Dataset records
**********

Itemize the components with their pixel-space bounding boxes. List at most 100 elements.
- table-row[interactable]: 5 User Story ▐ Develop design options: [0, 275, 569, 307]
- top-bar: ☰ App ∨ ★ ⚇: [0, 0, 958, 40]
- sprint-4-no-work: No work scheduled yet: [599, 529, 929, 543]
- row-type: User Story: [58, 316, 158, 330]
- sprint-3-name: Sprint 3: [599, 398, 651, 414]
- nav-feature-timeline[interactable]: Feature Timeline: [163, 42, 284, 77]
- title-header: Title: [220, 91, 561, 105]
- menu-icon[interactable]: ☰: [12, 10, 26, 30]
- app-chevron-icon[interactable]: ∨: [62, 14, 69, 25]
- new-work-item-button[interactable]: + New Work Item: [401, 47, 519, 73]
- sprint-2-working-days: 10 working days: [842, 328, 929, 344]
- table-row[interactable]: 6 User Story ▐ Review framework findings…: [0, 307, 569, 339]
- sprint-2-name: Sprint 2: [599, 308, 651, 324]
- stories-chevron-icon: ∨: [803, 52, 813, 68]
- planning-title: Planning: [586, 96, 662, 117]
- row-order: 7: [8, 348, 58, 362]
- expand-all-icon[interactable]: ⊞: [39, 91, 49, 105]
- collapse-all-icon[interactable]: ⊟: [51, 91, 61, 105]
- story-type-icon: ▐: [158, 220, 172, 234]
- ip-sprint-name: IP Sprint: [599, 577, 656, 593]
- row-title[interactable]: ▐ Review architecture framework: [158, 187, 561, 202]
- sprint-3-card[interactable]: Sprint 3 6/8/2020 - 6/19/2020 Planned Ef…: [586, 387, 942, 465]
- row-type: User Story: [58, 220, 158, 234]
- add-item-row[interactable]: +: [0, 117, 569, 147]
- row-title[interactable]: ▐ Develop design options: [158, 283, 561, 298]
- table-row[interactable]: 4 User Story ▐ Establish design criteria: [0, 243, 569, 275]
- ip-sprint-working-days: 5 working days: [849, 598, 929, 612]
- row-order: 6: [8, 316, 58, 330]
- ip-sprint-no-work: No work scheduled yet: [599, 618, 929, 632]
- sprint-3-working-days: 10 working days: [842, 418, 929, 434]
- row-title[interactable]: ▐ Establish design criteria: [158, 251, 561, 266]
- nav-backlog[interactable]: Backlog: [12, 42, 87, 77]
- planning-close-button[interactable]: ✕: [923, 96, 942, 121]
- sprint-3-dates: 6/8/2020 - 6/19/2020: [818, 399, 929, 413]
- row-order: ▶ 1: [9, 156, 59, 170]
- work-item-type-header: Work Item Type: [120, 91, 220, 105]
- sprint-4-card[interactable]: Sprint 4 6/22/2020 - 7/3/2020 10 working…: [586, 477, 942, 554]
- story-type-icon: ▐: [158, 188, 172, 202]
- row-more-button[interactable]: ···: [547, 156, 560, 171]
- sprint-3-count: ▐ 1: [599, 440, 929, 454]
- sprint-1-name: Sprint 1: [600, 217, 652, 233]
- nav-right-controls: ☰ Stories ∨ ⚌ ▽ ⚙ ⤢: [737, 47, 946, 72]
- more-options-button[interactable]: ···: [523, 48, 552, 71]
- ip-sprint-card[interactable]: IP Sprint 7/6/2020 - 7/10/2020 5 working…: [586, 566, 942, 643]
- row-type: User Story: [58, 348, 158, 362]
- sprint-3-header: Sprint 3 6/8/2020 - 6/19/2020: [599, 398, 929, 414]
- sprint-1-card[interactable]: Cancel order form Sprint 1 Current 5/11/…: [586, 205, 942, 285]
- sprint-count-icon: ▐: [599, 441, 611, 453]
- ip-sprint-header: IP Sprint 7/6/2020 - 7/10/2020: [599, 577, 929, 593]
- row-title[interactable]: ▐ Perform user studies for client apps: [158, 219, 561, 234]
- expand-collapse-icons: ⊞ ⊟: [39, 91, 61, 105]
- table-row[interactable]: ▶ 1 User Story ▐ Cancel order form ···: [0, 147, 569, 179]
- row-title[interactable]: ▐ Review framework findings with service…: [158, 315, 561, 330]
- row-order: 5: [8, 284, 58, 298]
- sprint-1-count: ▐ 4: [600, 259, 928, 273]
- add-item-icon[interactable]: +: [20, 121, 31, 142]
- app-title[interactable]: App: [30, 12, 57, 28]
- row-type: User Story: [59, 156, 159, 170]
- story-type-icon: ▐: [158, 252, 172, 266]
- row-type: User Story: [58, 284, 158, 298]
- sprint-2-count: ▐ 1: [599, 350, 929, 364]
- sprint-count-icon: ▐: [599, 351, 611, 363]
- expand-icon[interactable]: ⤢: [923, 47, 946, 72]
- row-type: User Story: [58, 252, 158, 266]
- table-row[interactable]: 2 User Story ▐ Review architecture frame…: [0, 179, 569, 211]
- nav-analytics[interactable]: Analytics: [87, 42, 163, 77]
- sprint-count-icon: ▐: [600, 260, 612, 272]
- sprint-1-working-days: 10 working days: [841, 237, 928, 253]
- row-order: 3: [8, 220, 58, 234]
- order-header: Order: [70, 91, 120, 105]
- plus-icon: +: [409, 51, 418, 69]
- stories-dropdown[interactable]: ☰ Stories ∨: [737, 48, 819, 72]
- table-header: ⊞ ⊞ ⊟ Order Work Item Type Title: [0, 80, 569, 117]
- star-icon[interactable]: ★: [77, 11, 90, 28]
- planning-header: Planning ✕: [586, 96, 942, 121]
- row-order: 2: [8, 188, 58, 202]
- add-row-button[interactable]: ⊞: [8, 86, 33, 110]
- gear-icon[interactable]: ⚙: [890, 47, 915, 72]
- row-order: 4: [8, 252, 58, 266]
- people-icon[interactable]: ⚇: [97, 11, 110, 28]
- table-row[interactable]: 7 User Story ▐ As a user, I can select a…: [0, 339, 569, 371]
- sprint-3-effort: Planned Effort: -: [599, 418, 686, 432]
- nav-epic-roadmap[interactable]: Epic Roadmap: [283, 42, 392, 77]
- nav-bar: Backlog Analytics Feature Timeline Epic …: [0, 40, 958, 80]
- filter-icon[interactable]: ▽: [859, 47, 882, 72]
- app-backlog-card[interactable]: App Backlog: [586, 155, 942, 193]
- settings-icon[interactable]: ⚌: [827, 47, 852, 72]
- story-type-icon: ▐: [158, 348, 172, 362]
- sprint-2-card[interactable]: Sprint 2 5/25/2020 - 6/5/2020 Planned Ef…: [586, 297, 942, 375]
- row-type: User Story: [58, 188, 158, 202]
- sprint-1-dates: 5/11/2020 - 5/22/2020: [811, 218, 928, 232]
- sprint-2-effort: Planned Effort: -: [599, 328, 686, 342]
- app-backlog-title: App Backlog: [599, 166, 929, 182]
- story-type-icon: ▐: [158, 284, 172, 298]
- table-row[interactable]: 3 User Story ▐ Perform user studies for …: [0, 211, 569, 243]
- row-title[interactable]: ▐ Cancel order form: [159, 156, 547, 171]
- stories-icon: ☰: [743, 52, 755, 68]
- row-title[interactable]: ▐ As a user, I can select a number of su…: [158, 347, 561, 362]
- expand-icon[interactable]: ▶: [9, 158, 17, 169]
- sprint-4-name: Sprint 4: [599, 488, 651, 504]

**********

**THE TASK**
Give each line of the entries above as a string in a JSON list, one string per line, leaving out any blank lines.

**SOLUTION**
[
  "Itemize the components with their pixel-space bounding boxes. List at most 100 elements.",
  "- table-row[interactable]: 5 User Story ▐ Develop design options: [0, 275, 569, 307]",
  "- top-bar: ☰ App ∨ ★ ⚇: [0, 0, 958, 40]",
  "- sprint-4-no-work: No work scheduled yet: [599, 529, 929, 543]",
  "- row-type: User Story: [58, 316, 158, 330]",
  "- sprint-3-name: Sprint 3: [599, 398, 651, 414]",
  "- nav-feature-timeline[interactable]: Feature Timeline: [163, 42, 284, 77]",
  "- title-header: Title: [220, 91, 561, 105]",
  "- menu-icon[interactable]: ☰: [12, 10, 26, 30]",
  "- app-chevron-icon[interactable]: ∨: [62, 14, 69, 25]",
  "- new-work-item-button[interactable]: + New Work Item: [401, 47, 519, 73]",
  "- sprint-2-working-days: 10 working days: [842, 328, 929, 344]",
  "- table-row[interactable]: 6 User Story ▐ Review framework findings…: [0, 307, 569, 339]",
  "- sprint-2-name: Sprint 2: [599, 308, 651, 324]",
  "- stories-chevron-icon: ∨: [803, 52, 813, 68]",
  "- planning-title: Planning: [586, 96, 662, 117]",
  "- row-order: 7: [8, 348, 58, 362]",
  "- expand-all-icon[interactable]: ⊞: [39, 91, 49, 105]",
  "- collapse-all-icon[interactable]: ⊟: [51, 91, 61, 105]",
  "- story-type-icon: ▐: [158, 220, 172, 234]",
  "- ip-sprint-name: IP Sprint: [599, 577, 656, 593]",
  "- row-title[interactable]: ▐ Review architecture framework: [158, 187, 561, 202]",
  "- sprint-3-card[interactable]: Sprint 3 6/8/2020 - 6/19/2020 Planned Ef…: [586, 387, 942, 465]",
  "- row-type: User Story: [58, 220, 158, 234]",
  "- add-item-row[interactable]: +: [0, 117, 569, 147]",
  "- row-title[interactable]: ▐ Develop design options: [158, 283, 561, 298]",
  "- table-row[interactable]: 4 User Story ▐ Establish design criteria: [0, 243, 569, 275]",
  "- ip-sprint-working-days: 5 working days: [849, 598, 929, 612]",
  "- row-order: 6: [8, 316, 58, 330]",
  "- ip-sprint-no-work: No work scheduled yet: [599, 618, 929, 632]",
  "- sprint-3-working-days: 10 working days: [842, 418, 929, 434]",
  "- row-title[interactable]: ▐ Establish design criteria: [158, 251, 561, 266]",
  "- nav-backlog[interactable]: Backlog: [12, 42, 87, 77]",
  "- planning-close-button[interactable]: ✕: [923, 96, 942, 121]",
  "- sprint-3-dates: 6/8/2020 - 6/19/2020: [818, 399, 929, 413]",
  "- row-order: ▶ 1: [9, 156, 59, 170]",
  "- work-item-type-header: Work Item Type: [120, 91, 220, 105]",
  "- sprint-4-card[interactable]: Sprint 4 6/22/2020 - 7/3/2020 10 working…: [586, 477, 942, 554]",
  "- story-type-icon: ▐: [158, 188, 172, 202]",
  "- row-more-button[interactable]: ···: [547, 156, 560, 171]",
  "- sprint-3-count: ▐ 1: [599, 440, 929, 454]",
  "- sprint-1-name: Sprint 1: [600, 217, 652, 233]",
  "- nav-right-controls: ☰ Stories ∨ ⚌ ▽ ⚙ ⤢: [737, 47, 946, 72]",
  "- more-options-button[interactable]: ···: [523, 48, 552, 71]",
  "- ip-sprint-card[interactable]: IP Sprint 7/6/2020 - 7/10/2020 5 working…: [586, 566, 942, 643]",
  "- row-type: User Story: [58, 348, 158, 362]",
  "- sprint-3-header: Sprint 3 6/8/2020 - 6/19/2020: [599, 398, 929, 414]",
  "- sprint-1-card[interactable]: Cancel order form Sprint 1 Current 5/11/…: [586, 205, 942, 285]",
  "- sprint-count-icon: ▐: [599, 441, 611, 453]",
  "- ip-sprint-header: IP Sprint 7/6/2020 - 7/10/2020: [599, 577, 929, 593]",
  "- row-title[interactable]: ▐ Perform user studies for client apps: [158, 219, 561, 234]",
  "- expand-collapse-icons: ⊞ ⊟: [39, 91, 61, 105]",
  "- table-row[interactable]: ▶ 1 User Story ▐ Cancel order form ···: [0, 147, 569, 179]",
  "- row-title[interactable]: ▐ Review framework findings with service…: [158, 315, 561, 330]",
  "- row-order: 5: [8, 284, 58, 298]",
  "- sprint-1-count: ▐ 4: [600, 259, 928, 273]",
  "- add-item-icon[interactable]: +: [20, 121, 31, 142]",
  "- app-title[interactable]: App: [30, 12, 57, 28]",
  "- row-type: User Story: [59, 156, 159, 170]",
  "- story-type-icon: ▐: [158, 252, 172, 266]",
  "- row-type: User Story: [58, 284, 158, 298]",
  "- sprint-2-count: ▐ 1: [599, 350, 929, 364]",
  "- sprint-count-icon: ▐: [599, 351, 611, 363]",
  "- expand-icon[interactable]: ⤢: [923, 47, 946, 72]",
  "- row-type: User Story: [58, 252, 158, 266]",
  "- table-row[interactable]: 2 User Story ▐ Review architecture frame…: [0, 179, 569, 211]",
  "- nav-analytics[interactable]: Analytics: [87, 42, 163, 77]",
  "- sprint-count-icon: ▐: [600, 260, 612, 272]",
  "- sprint-1-working-days: 10 working days: [841, 237, 928, 253]",
  "- row-order: 3: [8, 220, 58, 234]",
  "- order-header: Order: [70, 91, 120, 105]",
  "- plus-icon: +: [409, 51, 418, 69]",
  "- stories-dropdown[interactable]: ☰ Stories ∨: [737, 48, 819, 72]",
  "- table-header: ⊞ ⊞ ⊟ Order Work Item Type Title: [0, 80, 569, 117]",
  "- star-icon[interactable]: ★: [77, 11, 90, 28]",
  "- planning-header: Planning ✕: [586, 96, 942, 121]",
  "- row-order: 2: [8, 188, 58, 202]",
  "- add-row-button[interactable]: ⊞: [8, 86, 33, 110]",
  "- gear-icon[interactable]: ⚙: [890, 47, 915, 72]",
  "- row-order: 4: [8, 252, 58, 266]",
  "- people-icon[interactable]: ⚇: [97, 11, 110, 28]",
  "- table-row[interactable]: 7 User Story ▐ As a user, I can select a…: [0, 339, 569, 371]",
  "- sprint-3-effort: Planned Effort: -: [599, 418, 686, 432]",
  "- nav-epic-roadmap[interactable]: Epic Roadmap: [283, 42, 392, 77]",
  "- nav-bar: Backlog Analytics Feature Timeline Epic …: [0, 40, 958, 80]",
  "- filter-icon[interactable]: ▽: [859, 47, 882, 72]",
  "- app-backlog-card[interactable]: App Backlog: [586, 155, 942, 193]",
  "- settings-icon[interactable]: ⚌: [827, 47, 852, 72]",
  "- story-type-icon: ▐: [158, 348, 172, 362]",
  "- sprint-2-card[interactable]: Sprint 2 5/25/2020 - 6/5/2020 Planned Ef…: [586, 297, 942, 375]",
  "- row-type: User Story: [58, 188, 158, 202]",
  "- sprint-1-dates: 5/11/2020 - 5/22/2020: [811, 218, 928, 232]",
  "- sprint-2-effort: Planned Effort: -: [599, 328, 686, 342]",
  "- app-backlog-title: App Backlog: [599, 166, 929, 182]",
  "- story-type-icon: ▐: [158, 284, 172, 298]",
  "- table-row[interactable]: 3 User Story ▐ Perform user studies for …: [0, 211, 569, 243]",
  "- row-title[interactable]: ▐ Cancel order form: [159, 156, 547, 171]",
  "- stories-icon: ☰: [743, 52, 755, 68]",
  "- row-title[interactable]: ▐ As a user, I can select a number of su…: [158, 347, 561, 362]",
  "- expand-icon[interactable]: ▶: [9, 158, 17, 169]",
  "- sprint-4-name: Sprint 4: [599, 488, 651, 504]"
]